▸ DATA TO PROCESS:
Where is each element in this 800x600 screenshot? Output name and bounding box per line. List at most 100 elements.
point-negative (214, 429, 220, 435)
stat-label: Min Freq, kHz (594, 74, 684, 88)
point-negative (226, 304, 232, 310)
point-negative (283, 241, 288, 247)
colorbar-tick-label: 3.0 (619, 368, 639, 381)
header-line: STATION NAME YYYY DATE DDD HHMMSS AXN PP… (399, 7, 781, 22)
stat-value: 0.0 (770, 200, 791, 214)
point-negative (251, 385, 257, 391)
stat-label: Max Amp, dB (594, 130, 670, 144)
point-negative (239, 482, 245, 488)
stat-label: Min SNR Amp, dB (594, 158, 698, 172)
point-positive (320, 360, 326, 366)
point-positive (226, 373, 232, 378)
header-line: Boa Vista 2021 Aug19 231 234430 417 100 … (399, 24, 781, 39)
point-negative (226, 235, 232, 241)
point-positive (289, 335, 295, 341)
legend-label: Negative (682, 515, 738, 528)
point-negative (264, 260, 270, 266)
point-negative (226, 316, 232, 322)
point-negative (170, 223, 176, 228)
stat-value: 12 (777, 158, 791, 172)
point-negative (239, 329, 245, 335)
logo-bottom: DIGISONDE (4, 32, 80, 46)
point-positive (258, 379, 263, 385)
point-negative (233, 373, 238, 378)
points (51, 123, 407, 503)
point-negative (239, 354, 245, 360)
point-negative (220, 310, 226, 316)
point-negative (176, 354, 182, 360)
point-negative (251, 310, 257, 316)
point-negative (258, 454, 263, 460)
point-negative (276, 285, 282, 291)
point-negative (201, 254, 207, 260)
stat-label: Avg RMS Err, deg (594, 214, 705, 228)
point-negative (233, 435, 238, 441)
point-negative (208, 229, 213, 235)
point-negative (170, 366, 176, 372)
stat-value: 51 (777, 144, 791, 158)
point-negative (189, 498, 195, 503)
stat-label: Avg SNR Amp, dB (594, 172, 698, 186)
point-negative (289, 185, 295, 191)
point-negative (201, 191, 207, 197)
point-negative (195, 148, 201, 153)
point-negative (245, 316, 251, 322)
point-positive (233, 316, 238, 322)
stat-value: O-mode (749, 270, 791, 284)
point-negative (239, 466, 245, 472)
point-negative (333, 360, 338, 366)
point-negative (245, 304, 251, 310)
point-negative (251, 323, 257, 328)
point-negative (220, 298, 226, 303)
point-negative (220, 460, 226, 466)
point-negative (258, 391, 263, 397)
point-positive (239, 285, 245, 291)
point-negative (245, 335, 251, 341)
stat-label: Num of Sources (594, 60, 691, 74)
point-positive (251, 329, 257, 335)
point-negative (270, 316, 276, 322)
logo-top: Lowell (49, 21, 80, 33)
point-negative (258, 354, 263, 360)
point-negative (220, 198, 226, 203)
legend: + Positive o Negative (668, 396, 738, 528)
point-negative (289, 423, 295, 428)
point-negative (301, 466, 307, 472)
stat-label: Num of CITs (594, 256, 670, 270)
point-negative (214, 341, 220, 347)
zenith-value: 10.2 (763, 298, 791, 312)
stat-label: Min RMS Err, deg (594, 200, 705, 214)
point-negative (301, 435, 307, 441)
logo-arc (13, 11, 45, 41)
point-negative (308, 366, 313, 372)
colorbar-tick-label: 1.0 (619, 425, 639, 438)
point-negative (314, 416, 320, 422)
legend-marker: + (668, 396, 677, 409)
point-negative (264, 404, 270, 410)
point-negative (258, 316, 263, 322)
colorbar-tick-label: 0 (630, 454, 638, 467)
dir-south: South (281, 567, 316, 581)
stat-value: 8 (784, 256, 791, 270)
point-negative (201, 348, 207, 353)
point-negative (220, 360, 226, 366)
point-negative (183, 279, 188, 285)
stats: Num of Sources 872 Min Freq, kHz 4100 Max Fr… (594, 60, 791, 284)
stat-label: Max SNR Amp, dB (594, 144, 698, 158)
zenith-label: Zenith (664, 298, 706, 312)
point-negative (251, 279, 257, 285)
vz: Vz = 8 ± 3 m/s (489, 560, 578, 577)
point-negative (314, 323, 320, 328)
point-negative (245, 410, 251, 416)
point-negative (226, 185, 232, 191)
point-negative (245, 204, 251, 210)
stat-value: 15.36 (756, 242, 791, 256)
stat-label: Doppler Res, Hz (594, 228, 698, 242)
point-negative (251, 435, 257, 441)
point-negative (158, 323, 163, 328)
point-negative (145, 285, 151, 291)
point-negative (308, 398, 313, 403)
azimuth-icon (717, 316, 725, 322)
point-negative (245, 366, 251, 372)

▸ YOUR GOAL: Rewrite the listing above with every "point-negative" changed to "dot-negative". Leave everything else unchanged.

▸ EXERCISE ANSWER:
Where is each element in this 800x600 screenshot? Output name and bounding box per line. List at most 100 elements.
dot-negative (214, 429, 220, 435)
stat-label: Min Freq, kHz (594, 74, 684, 88)
dot-negative (226, 304, 232, 310)
dot-negative (283, 241, 288, 247)
colorbar-tick-label: 3.0 (619, 368, 639, 381)
header-line: STATION NAME YYYY DATE DDD HHMMSS AXN PP… (399, 7, 781, 22)
stat-value: 0.0 (770, 200, 791, 214)
dot-negative (251, 385, 257, 391)
stat-label: Max Amp, dB (594, 130, 670, 144)
dot-negative (239, 482, 245, 488)
stat-label: Min SNR Amp, dB (594, 158, 698, 172)
point-positive (320, 360, 326, 366)
point-positive (226, 373, 232, 378)
header-line: Boa Vista 2021 Aug19 231 234430 417 100 … (399, 24, 781, 39)
dot-negative (226, 235, 232, 241)
point-positive (289, 335, 295, 341)
legend-label: Negative (682, 515, 738, 528)
dot-negative (264, 260, 270, 266)
dot-negative (226, 316, 232, 322)
dot-negative (170, 223, 176, 228)
stat-value: 12 (777, 158, 791, 172)
dot-negative (239, 329, 245, 335)
logo-bottom: DIGISONDE (4, 32, 80, 46)
point-positive (258, 379, 263, 385)
dot-negative (233, 373, 238, 378)
points (51, 123, 407, 503)
dot-negative (239, 354, 245, 360)
dot-negative (220, 310, 226, 316)
dot-negative (176, 354, 182, 360)
dot-negative (251, 310, 257, 316)
dot-negative (258, 454, 263, 460)
dot-negative (276, 285, 282, 291)
dot-negative (201, 254, 207, 260)
stat-label: Avg RMS Err, deg (594, 214, 705, 228)
dot-negative (233, 435, 238, 441)
dot-negative (208, 229, 213, 235)
dot-negative (170, 366, 176, 372)
stat-value: 51 (777, 144, 791, 158)
dot-negative (189, 498, 195, 503)
stat-label: Avg SNR Amp, dB (594, 172, 698, 186)
dot-negative (289, 185, 295, 191)
dot-negative (201, 191, 207, 197)
dot-negative (195, 148, 201, 153)
dot-negative (245, 316, 251, 322)
point-positive (233, 316, 238, 322)
stat-value: O-mode (749, 270, 791, 284)
dot-negative (239, 466, 245, 472)
dot-negative (333, 360, 338, 366)
dot-negative (245, 304, 251, 310)
dot-negative (251, 323, 257, 328)
dot-negative (220, 298, 226, 303)
dot-negative (220, 460, 226, 466)
dot-negative (258, 391, 263, 397)
point-positive (239, 285, 245, 291)
dot-negative (245, 335, 251, 341)
stat-label: Num of Sources (594, 60, 691, 74)
point-positive (251, 329, 257, 335)
dot-negative (270, 316, 276, 322)
logo-top: Lowell (49, 21, 80, 33)
dot-negative (258, 354, 263, 360)
dot-negative (220, 198, 226, 203)
legend: + Positive o Negative (668, 396, 738, 528)
dot-negative (289, 423, 295, 428)
dot-negative (301, 466, 307, 472)
stat-label: Num of CITs (594, 256, 670, 270)
dot-negative (214, 341, 220, 347)
zenith-value: 10.2 (763, 298, 791, 312)
stat-label: Min RMS Err, deg (594, 200, 705, 214)
dot-negative (301, 435, 307, 441)
logo-arc (13, 11, 45, 41)
dot-negative (308, 366, 313, 372)
colorbar-tick-label: 1.0 (619, 425, 639, 438)
dot-negative (314, 416, 320, 422)
legend-marker: + (668, 396, 677, 409)
dot-negative (264, 404, 270, 410)
dot-negative (258, 316, 263, 322)
colorbar-tick-label: 0 (630, 454, 638, 467)
dir-south: South (281, 567, 316, 581)
stat-value: 8 (784, 256, 791, 270)
dot-negative (201, 348, 207, 353)
dot-negative (220, 360, 226, 366)
dot-negative (183, 279, 188, 285)
stats: Num of Sources 872 Min Freq, kHz 4100 Max Fr… (594, 60, 791, 284)
stat-label: Max SNR Amp, dB (594, 144, 698, 158)
zenith-label: Zenith (664, 298, 706, 312)
dot-negative (251, 279, 257, 285)
vz: Vz = 8 ± 3 m/s (489, 560, 578, 577)
dot-negative (314, 323, 320, 328)
dot-negative (245, 410, 251, 416)
dot-negative (226, 185, 232, 191)
dot-negative (245, 204, 251, 210)
stat-value: 15.36 (756, 242, 791, 256)
stat-label: Doppler Res, Hz (594, 228, 698, 242)
dot-negative (251, 435, 257, 441)
dot-negative (158, 323, 163, 328)
dot-negative (145, 285, 151, 291)
dot-negative (308, 398, 313, 403)
azimuth-icon (717, 316, 725, 322)
dot-negative (245, 366, 251, 372)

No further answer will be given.